# start of SUPPLIED MATERIAL

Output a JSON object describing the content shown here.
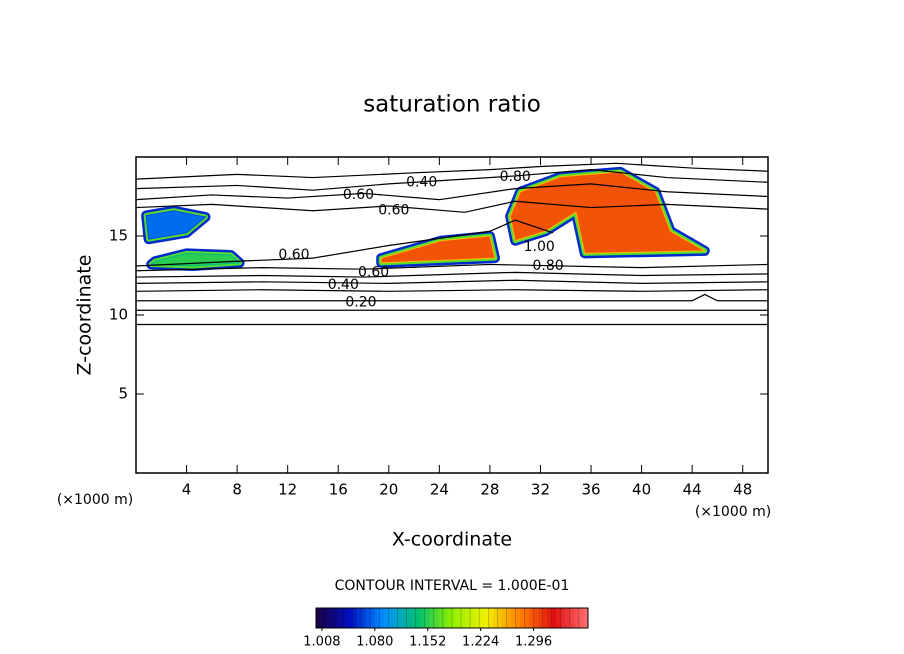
{
  "chart_data": {
    "type": "contour",
    "title": "saturation ratio",
    "x_label": "X-coordinate",
    "y_label": "Z-coordinate",
    "x_unit": "(×1000 m)",
    "y_unit": "(×1000 m)",
    "xlim": [
      0,
      50
    ],
    "ylim": [
      0,
      20
    ],
    "xticks": [
      4,
      8,
      12,
      16,
      20,
      24,
      28,
      32,
      36,
      40,
      44,
      48
    ],
    "yticks": [
      5,
      10,
      15
    ],
    "contour_interval": "CONTOUR INTERVAL = 1.000E-01",
    "contours": [
      {
        "x": [
          0,
          50
        ],
        "y": [
          9.4,
          9.4
        ]
      },
      {
        "x": [
          0,
          50
        ],
        "y": [
          10.3,
          10.3
        ]
      },
      {
        "x": [
          0,
          44,
          45,
          46,
          50
        ],
        "y": [
          10.9,
          10.9,
          11.3,
          10.9,
          10.9
        ]
      },
      {
        "x": [
          0,
          10,
          20,
          30,
          40,
          50
        ],
        "y": [
          11.5,
          11.6,
          11.5,
          11.6,
          11.5,
          11.6
        ]
      },
      {
        "x": [
          0,
          10,
          20,
          30,
          40,
          50
        ],
        "y": [
          12.0,
          12.1,
          12.0,
          12.2,
          12.0,
          12.1
        ]
      },
      {
        "x": [
          0,
          10,
          18,
          30,
          40,
          50
        ],
        "y": [
          12.4,
          12.5,
          12.4,
          12.7,
          12.5,
          12.6
        ]
      },
      {
        "x": [
          0,
          10,
          18,
          28,
          40,
          50
        ],
        "y": [
          12.8,
          13.0,
          12.9,
          13.2,
          13.0,
          13.2
        ]
      },
      {
        "x": [
          0,
          8,
          14,
          20,
          28,
          30,
          33
        ],
        "y": [
          13.1,
          13.4,
          13.6,
          14.4,
          15.3,
          16.0,
          15.2
        ]
      },
      {
        "x": [
          0,
          6,
          14,
          20,
          26,
          30,
          36,
          42,
          50
        ],
        "y": [
          16.8,
          17.0,
          16.6,
          16.9,
          16.5,
          17.2,
          16.8,
          17.0,
          16.7
        ]
      },
      {
        "x": [
          0,
          6,
          12,
          18,
          24,
          30,
          36,
          42,
          50
        ],
        "y": [
          17.3,
          17.6,
          17.4,
          17.7,
          17.3,
          18.0,
          18.3,
          17.8,
          17.5
        ]
      },
      {
        "x": [
          0,
          8,
          14,
          20,
          26,
          30,
          36,
          42,
          50
        ],
        "y": [
          18.0,
          18.2,
          17.9,
          18.3,
          18.6,
          18.8,
          19.2,
          18.7,
          18.4
        ]
      },
      {
        "x": [
          0,
          8,
          14,
          22,
          28,
          32,
          38,
          44,
          50
        ],
        "y": [
          18.6,
          18.9,
          18.7,
          19.0,
          19.2,
          19.4,
          19.6,
          19.3,
          19.1
        ]
      }
    ],
    "regions": [
      {
        "level": 1.296,
        "x": [
          19.4,
          24.1,
          28.0,
          28.4,
          19.4
        ],
        "y": [
          13.6,
          14.7,
          15.0,
          13.6,
          13.3
        ]
      },
      {
        "level": 1.296,
        "x": [
          30.4,
          33.6,
          38.3,
          41.1,
          42.3,
          45.0,
          35.5,
          34.8,
          32.4,
          30.0,
          29.6
        ],
        "y": [
          17.8,
          18.75,
          19.06,
          17.8,
          15.3,
          14.06,
          13.9,
          16.5,
          15.3,
          14.7,
          16.25
        ]
      },
      {
        "level": 1.152,
        "x": [
          1.5,
          4.0,
          7.5,
          8.2,
          4.5,
          1.2
        ],
        "y": [
          13.4,
          13.9,
          13.8,
          13.3,
          13.1,
          13.2
        ]
      },
      {
        "level": 1.08,
        "x": [
          0.8,
          3.0,
          5.5,
          4.0,
          1.0
        ],
        "y": [
          16.3,
          16.6,
          16.2,
          15.2,
          14.8
        ]
      }
    ],
    "annotations": [
      {
        "text": "0.40",
        "x": 22.6,
        "y": 18.4
      },
      {
        "text": "0.60",
        "x": 17.6,
        "y": 17.6
      },
      {
        "text": "0.60",
        "x": 20.4,
        "y": 16.6
      },
      {
        "text": "0.80",
        "x": 30.0,
        "y": 18.75
      },
      {
        "text": "1.00",
        "x": 31.9,
        "y": 14.3
      },
      {
        "text": "0.80",
        "x": 32.6,
        "y": 13.1
      },
      {
        "text": "0.60",
        "x": 12.5,
        "y": 13.8
      },
      {
        "text": "0.60",
        "x": 18.8,
        "y": 12.7
      },
      {
        "text": "0.40",
        "x": 16.4,
        "y": 11.9
      },
      {
        "text": "0.20",
        "x": 17.8,
        "y": 10.8
      }
    ],
    "colormap": [
      "#1a0040",
      "#0010c0",
      "#0090ff",
      "#00c070",
      "#90f000",
      "#f0f000",
      "#ff8000",
      "#e01010",
      "#ff7070"
    ],
    "clim": [
      1.0,
      1.37
    ],
    "colorbar_ticks": [
      1.008,
      {
        "value": 1.08,
        "label": "1.080"
      },
      1.152,
      1.224,
      1.296
    ]
  }
}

# end of SUPPLIED MATERIAL

» **WHAT YOU ARE ASKED TO DO**
Could you reproduce every record above exactly, leaving out the pictures?

» **RESULT OF THIS EXERCISE**
Output a JSON object describing the content shown here.
{
  "chart_data": {
    "type": "contour",
    "title": "saturation ratio",
    "x_label": "X-coordinate",
    "y_label": "Z-coordinate",
    "x_unit": "(×1000 m)",
    "y_unit": "(×1000 m)",
    "xlim": [
      0,
      50
    ],
    "ylim": [
      0,
      20
    ],
    "xticks": [
      4,
      8,
      12,
      16,
      20,
      24,
      28,
      32,
      36,
      40,
      44,
      48
    ],
    "yticks": [
      5,
      10,
      15
    ],
    "contour_interval": "CONTOUR INTERVAL = 1.000E-01",
    "contours": [
      {
        "x": [
          0,
          50
        ],
        "y": [
          9.4,
          9.4
        ]
      },
      {
        "x": [
          0,
          50
        ],
        "y": [
          10.3,
          10.3
        ]
      },
      {
        "x": [
          0,
          44,
          45,
          46,
          50
        ],
        "y": [
          10.9,
          10.9,
          11.3,
          10.9,
          10.9
        ]
      },
      {
        "x": [
          0,
          10,
          20,
          30,
          40,
          50
        ],
        "y": [
          11.5,
          11.6,
          11.5,
          11.6,
          11.5,
          11.6
        ]
      },
      {
        "x": [
          0,
          10,
          20,
          30,
          40,
          50
        ],
        "y": [
          12.0,
          12.1,
          12.0,
          12.2,
          12.0,
          12.1
        ]
      },
      {
        "x": [
          0,
          10,
          18,
          30,
          40,
          50
        ],
        "y": [
          12.4,
          12.5,
          12.4,
          12.7,
          12.5,
          12.6
        ]
      },
      {
        "x": [
          0,
          10,
          18,
          28,
          40,
          50
        ],
        "y": [
          12.8,
          13.0,
          12.9,
          13.2,
          13.0,
          13.2
        ]
      },
      {
        "x": [
          0,
          8,
          14,
          20,
          28,
          30,
          33
        ],
        "y": [
          13.1,
          13.4,
          13.6,
          14.4,
          15.3,
          16.0,
          15.2
        ]
      },
      {
        "x": [
          0,
          6,
          14,
          20,
          26,
          30,
          36,
          42,
          50
        ],
        "y": [
          16.8,
          17.0,
          16.6,
          16.9,
          16.5,
          17.2,
          16.8,
          17.0,
          16.7
        ]
      },
      {
        "x": [
          0,
          6,
          12,
          18,
          24,
          30,
          36,
          42,
          50
        ],
        "y": [
          17.3,
          17.6,
          17.4,
          17.7,
          17.3,
          18.0,
          18.3,
          17.8,
          17.5
        ]
      },
      {
        "x": [
          0,
          8,
          14,
          20,
          26,
          30,
          36,
          42,
          50
        ],
        "y": [
          18.0,
          18.2,
          17.9,
          18.3,
          18.6,
          18.8,
          19.2,
          18.7,
          18.4
        ]
      },
      {
        "x": [
          0,
          8,
          14,
          22,
          28,
          32,
          38,
          44,
          50
        ],
        "y": [
          18.6,
          18.9,
          18.7,
          19.0,
          19.2,
          19.4,
          19.6,
          19.3,
          19.1
        ]
      }
    ],
    "regions": [
      {
        "level": 1.296,
        "x": [
          19.4,
          24.1,
          28.0,
          28.4,
          19.4
        ],
        "y": [
          13.6,
          14.7,
          15.0,
          13.6,
          13.3
        ]
      },
      {
        "level": 1.296,
        "x": [
          30.4,
          33.6,
          38.3,
          41.1,
          42.3,
          45.0,
          35.5,
          34.8,
          32.4,
          30.0,
          29.6
        ],
        "y": [
          17.8,
          18.75,
          19.06,
          17.8,
          15.3,
          14.06,
          13.9,
          16.5,
          15.3,
          14.7,
          16.25
        ]
      },
      {
        "level": 1.152,
        "x": [
          1.5,
          4.0,
          7.5,
          8.2,
          4.5,
          1.2
        ],
        "y": [
          13.4,
          13.9,
          13.8,
          13.3,
          13.1,
          13.2
        ]
      },
      {
        "level": 1.08,
        "x": [
          0.8,
          3.0,
          5.5,
          4.0,
          1.0
        ],
        "y": [
          16.3,
          16.6,
          16.2,
          15.2,
          14.8
        ]
      }
    ],
    "annotations": [
      {
        "text": "0.40",
        "x": 22.6,
        "y": 18.4
      },
      {
        "text": "0.60",
        "x": 17.6,
        "y": 17.6
      },
      {
        "text": "0.60",
        "x": 20.4,
        "y": 16.6
      },
      {
        "text": "0.80",
        "x": 30.0,
        "y": 18.75
      },
      {
        "text": "1.00",
        "x": 31.9,
        "y": 14.3
      },
      {
        "text": "0.80",
        "x": 32.6,
        "y": 13.1
      },
      {
        "text": "0.60",
        "x": 12.5,
        "y": 13.8
      },
      {
        "text": "0.60",
        "x": 18.8,
        "y": 12.7
      },
      {
        "text": "0.40",
        "x": 16.4,
        "y": 11.9
      },
      {
        "text": "0.20",
        "x": 17.8,
        "y": 10.8
      }
    ],
    "colormap": [
      "#1a0040",
      "#0010c0",
      "#0090ff",
      "#00c070",
      "#90f000",
      "#f0f000",
      "#ff8000",
      "#e01010",
      "#ff7070"
    ],
    "clim": [
      1.0,
      1.37
    ],
    "colorbar_ticks": [
      1.008,
      {
        "value": 1.08,
        "label": "1.080"
      },
      1.152,
      1.224,
      1.296
    ]
  }
}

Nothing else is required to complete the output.